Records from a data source
━━━━━━━━

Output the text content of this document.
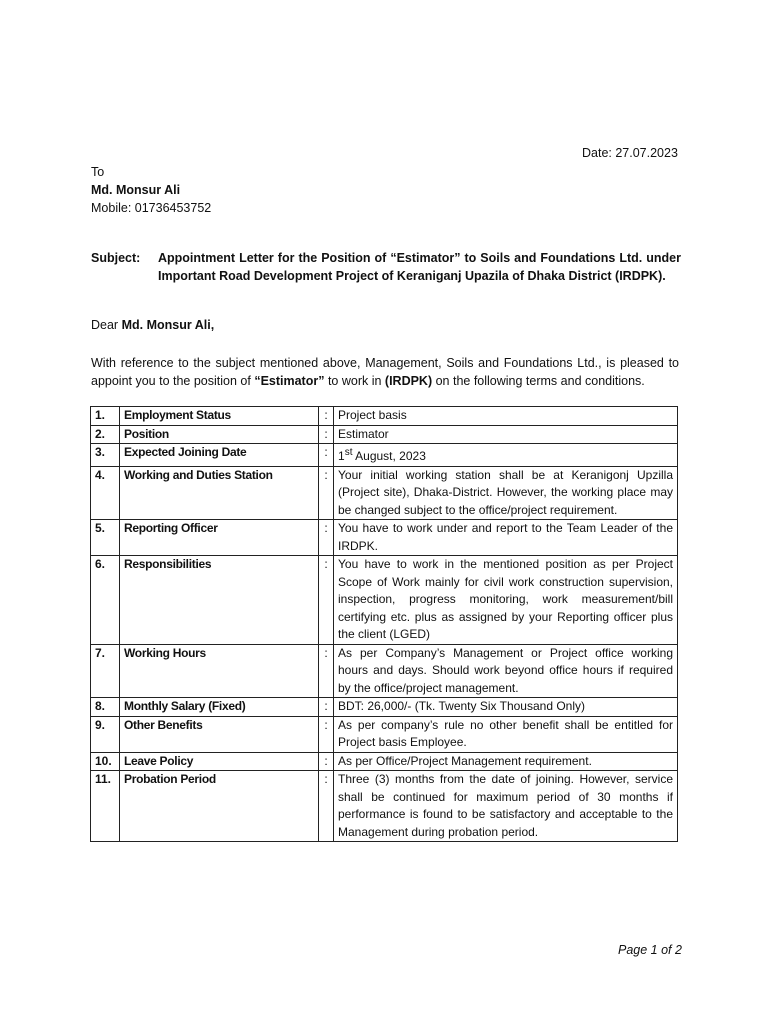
Date: 27.07.2023
To
Md. Monsur Ali
Mobile: 01736453752
Subject: Appointment Letter for the Position of “Estimator” to Soils and Foundations Ltd. under Important Road Development Project of Keraniganj Upazila of Dhaka District (IRDPK).
Dear Md. Monsur Ali,
With reference to the subject mentioned above, Management, Soils and Foundations Ltd., is pleased to appoint you to the position of “Estimator” to work in (IRDPK) on the following terms and conditions.
1.	Employment Status	:	Project basis
2.	Position	:	Estimator
3.	Expected Joining Date	:	1st August, 2023
4.	Working and Duties Station	:	Your initial working station shall be at Keranigonj Upzilla (Project site), Dhaka-District. However, the working place may be changed subject to the office/project requirement.
5.	Reporting Officer	:	You have to work under and report to the Team Leader of the IRDPK.
6.	Responsibilities	:	You have to work in the mentioned position as per Project Scope of Work mainly for civil work construction supervision, inspection, progress monitoring, work measurement/bill certifying etc. plus as assigned by your Reporting officer plus the client (LGED)
7.	Working Hours	:	As per Company’s Management or Project office working hours and days. Should work beyond office hours if required by the office/project management.
8.	Monthly Salary (Fixed)	:	BDT: 26,000/- (Tk. Twenty Six Thousand Only)
9.	Other Benefits	:	As per company’s rule no other benefit shall be entitled for Project basis Employee.
10.	Leave Policy	:	As per Office/Project Management requirement.
11.	Probation Period	:	Three (3) months from the date of joining. However, service shall be continued for maximum period of 30 months if performance is found to be satisfactory and acceptable to the Management during probation period.
Page 1 of 2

━━━━━━━━

Your task:
In the records above, find each line with the word "working" and copy it.

Full response:
4.	Working and Duties Station	:	Your initial working station shall be at Keranigonj Upzilla (Project site), Dhaka-District. However, the working place may be changed subject to the office/project requirement.
7.	Working Hours	:	As per Company’s Management or Project office working hours and days. Should work beyond office hours if required by the office/project management.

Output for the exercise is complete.